- PROBLEM STATEMENT -
Find the string "screenshot" in the records. Copy every line it appears in.

- STORED DATA -
- - -
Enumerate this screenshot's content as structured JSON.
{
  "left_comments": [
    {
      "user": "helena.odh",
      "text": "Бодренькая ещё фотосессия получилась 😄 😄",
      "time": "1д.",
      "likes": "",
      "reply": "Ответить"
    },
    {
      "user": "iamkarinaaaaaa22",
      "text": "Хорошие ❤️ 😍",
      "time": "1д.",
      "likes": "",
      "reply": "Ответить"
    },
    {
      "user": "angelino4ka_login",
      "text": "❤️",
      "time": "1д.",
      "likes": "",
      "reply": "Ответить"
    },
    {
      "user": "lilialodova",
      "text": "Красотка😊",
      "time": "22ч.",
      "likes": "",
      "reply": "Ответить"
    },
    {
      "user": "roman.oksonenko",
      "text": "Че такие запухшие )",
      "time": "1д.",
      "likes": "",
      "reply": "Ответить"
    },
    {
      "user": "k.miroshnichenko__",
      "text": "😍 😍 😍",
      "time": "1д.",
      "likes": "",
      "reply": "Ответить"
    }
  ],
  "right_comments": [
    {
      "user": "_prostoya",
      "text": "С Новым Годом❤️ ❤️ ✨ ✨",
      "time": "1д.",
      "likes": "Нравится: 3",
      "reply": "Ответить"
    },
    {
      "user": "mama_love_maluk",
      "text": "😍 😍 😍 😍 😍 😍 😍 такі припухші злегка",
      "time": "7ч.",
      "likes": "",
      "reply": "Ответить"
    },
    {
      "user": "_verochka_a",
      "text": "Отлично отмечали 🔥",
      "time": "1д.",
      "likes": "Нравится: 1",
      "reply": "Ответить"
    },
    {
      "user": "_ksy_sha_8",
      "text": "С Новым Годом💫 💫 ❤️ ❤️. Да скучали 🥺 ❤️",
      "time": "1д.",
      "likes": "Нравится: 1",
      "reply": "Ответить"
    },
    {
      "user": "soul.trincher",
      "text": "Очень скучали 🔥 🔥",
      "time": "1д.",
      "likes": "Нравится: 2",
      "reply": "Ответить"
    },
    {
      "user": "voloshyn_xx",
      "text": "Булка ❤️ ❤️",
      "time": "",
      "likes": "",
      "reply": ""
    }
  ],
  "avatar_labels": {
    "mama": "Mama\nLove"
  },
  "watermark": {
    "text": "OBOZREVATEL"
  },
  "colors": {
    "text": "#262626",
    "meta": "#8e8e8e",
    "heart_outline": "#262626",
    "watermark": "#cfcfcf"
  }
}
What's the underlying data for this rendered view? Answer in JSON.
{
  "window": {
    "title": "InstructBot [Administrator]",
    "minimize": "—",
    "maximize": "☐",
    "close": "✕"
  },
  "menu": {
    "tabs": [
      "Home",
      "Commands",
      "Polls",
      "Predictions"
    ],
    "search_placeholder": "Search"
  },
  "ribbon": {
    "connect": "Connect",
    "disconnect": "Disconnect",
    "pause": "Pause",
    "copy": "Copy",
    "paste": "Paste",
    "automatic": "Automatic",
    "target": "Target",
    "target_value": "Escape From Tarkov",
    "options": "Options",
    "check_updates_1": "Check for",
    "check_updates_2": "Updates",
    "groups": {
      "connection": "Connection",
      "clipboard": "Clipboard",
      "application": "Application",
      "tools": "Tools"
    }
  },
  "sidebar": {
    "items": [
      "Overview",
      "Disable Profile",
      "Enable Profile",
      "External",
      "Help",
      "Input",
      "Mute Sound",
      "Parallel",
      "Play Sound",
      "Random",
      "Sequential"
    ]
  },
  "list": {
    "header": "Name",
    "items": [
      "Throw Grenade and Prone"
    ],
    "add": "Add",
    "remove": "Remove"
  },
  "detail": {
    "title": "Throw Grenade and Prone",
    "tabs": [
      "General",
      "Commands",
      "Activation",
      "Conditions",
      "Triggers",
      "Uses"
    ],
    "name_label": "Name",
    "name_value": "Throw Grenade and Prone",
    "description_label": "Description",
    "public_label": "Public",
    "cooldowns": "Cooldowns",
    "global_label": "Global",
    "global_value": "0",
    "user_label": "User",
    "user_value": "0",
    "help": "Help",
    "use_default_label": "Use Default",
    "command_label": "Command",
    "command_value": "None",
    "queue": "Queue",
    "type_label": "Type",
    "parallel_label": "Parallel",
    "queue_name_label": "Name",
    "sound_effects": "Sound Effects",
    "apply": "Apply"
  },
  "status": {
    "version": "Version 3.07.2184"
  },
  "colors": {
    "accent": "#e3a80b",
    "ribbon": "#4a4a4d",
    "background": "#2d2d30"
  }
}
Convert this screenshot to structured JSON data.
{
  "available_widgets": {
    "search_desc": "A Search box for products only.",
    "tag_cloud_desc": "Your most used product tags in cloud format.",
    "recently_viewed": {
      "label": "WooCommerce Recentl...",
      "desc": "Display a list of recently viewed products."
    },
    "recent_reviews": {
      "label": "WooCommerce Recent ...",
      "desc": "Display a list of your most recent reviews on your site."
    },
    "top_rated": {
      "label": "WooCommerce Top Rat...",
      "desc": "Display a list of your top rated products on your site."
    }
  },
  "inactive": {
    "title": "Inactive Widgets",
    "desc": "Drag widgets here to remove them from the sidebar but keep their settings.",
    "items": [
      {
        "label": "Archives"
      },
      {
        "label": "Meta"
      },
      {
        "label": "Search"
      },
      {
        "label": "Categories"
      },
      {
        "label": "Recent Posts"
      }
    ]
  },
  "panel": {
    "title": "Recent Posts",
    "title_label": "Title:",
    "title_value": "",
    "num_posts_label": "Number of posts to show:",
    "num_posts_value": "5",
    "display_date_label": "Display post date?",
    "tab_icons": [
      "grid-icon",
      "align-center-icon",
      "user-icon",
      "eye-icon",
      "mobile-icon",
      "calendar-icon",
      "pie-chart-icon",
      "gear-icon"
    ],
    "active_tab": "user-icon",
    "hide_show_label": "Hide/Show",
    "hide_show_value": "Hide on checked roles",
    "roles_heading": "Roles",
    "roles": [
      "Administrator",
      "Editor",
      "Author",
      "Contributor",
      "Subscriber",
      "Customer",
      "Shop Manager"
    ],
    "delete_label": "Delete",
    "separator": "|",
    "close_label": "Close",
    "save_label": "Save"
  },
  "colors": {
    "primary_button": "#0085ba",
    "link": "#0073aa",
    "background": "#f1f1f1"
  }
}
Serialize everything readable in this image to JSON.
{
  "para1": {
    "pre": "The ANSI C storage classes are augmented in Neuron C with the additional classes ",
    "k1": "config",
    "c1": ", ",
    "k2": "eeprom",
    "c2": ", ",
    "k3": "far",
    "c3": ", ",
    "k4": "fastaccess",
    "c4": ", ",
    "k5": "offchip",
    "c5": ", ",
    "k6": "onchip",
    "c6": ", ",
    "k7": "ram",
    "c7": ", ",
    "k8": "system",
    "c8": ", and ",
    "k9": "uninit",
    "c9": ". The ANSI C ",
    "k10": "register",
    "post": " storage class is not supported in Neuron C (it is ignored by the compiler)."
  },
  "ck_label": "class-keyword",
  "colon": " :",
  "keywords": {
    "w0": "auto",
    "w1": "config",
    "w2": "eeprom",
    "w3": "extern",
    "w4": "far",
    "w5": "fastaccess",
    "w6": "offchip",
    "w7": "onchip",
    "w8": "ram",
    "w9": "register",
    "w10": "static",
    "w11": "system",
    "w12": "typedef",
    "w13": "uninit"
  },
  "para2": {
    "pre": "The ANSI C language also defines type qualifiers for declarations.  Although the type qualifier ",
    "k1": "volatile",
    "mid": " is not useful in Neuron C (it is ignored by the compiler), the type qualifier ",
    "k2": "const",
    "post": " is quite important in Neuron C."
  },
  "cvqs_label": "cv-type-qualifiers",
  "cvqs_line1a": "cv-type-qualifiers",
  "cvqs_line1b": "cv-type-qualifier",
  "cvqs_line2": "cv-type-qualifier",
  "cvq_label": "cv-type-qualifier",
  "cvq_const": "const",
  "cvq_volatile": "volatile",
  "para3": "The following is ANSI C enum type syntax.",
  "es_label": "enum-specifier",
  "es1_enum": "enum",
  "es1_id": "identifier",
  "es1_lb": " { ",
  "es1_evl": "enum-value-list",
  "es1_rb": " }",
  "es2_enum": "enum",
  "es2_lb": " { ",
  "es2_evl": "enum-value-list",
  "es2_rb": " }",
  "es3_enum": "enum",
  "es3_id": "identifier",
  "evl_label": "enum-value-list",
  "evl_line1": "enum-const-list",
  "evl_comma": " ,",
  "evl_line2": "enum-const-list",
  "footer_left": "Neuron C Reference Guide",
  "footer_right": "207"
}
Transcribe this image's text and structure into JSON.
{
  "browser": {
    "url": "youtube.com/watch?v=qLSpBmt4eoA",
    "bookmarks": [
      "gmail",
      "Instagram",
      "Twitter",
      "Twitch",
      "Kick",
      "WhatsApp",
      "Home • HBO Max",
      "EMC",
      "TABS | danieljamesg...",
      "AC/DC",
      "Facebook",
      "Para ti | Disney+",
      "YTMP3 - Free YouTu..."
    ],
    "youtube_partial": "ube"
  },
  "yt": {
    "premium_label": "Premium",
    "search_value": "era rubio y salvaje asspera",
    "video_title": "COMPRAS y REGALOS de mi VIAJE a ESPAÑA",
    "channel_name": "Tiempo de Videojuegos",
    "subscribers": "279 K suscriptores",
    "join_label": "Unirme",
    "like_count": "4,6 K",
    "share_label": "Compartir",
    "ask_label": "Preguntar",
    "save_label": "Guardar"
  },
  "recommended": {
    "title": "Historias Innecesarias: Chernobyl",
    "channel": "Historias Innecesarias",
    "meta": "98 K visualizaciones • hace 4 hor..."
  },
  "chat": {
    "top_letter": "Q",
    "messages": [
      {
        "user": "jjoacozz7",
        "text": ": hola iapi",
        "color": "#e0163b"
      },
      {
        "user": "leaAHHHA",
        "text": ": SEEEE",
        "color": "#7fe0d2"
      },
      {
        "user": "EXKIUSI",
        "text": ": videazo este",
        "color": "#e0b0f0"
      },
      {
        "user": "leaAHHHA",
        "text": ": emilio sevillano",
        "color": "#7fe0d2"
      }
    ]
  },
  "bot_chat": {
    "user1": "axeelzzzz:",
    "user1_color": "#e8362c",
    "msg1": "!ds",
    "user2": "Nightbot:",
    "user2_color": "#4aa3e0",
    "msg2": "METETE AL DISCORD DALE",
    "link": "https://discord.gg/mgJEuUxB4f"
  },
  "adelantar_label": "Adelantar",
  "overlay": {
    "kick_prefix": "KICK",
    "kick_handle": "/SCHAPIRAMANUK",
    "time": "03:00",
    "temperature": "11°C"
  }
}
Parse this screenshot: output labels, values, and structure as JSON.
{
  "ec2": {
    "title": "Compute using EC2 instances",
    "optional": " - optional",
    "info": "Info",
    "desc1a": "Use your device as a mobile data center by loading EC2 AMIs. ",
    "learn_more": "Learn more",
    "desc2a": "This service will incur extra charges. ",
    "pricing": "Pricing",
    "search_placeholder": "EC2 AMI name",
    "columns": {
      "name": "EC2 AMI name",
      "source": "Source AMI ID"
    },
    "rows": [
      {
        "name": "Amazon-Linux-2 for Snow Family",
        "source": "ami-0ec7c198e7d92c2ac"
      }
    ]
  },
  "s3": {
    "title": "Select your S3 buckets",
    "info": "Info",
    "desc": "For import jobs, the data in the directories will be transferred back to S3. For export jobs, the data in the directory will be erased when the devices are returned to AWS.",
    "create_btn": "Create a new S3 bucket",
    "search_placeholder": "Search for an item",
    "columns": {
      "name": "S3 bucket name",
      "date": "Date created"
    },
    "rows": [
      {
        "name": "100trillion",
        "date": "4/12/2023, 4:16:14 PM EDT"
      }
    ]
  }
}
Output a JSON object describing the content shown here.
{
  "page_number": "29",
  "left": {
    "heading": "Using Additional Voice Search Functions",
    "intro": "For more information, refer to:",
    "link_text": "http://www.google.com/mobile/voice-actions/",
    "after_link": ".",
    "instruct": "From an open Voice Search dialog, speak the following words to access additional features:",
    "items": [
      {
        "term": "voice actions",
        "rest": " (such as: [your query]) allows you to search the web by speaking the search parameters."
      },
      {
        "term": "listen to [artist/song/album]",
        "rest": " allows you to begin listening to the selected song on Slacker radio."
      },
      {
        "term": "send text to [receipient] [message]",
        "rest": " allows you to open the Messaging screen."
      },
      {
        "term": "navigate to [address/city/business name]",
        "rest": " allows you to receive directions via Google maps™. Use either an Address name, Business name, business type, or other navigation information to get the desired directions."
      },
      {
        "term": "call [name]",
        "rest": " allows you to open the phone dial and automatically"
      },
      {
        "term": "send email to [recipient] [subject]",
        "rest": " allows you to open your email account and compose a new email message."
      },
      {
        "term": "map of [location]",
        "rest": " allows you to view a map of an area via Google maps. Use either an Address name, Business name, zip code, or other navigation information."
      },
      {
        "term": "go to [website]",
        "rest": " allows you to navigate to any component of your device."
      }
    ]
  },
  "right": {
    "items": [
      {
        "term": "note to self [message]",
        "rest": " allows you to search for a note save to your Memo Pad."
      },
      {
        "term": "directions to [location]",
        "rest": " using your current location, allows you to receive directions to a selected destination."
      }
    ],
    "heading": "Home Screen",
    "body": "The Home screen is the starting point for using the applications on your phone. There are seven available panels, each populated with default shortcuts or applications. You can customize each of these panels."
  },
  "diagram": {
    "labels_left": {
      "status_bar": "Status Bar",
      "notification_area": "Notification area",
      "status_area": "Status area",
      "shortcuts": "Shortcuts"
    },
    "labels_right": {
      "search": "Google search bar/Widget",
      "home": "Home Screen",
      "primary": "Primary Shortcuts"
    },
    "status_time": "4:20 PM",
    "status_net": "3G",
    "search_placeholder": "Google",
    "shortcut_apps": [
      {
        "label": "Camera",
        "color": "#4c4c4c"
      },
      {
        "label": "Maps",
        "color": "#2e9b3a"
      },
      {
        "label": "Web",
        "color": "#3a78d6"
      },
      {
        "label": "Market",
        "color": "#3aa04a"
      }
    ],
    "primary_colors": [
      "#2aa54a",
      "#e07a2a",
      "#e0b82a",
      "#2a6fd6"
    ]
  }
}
- - -
- ANSWER -
Enumerate this screenshot's content as structured JSON.
Convert this screenshot to structured JSON data.
Parse this screenshot: output labels, values, and structure as JSON.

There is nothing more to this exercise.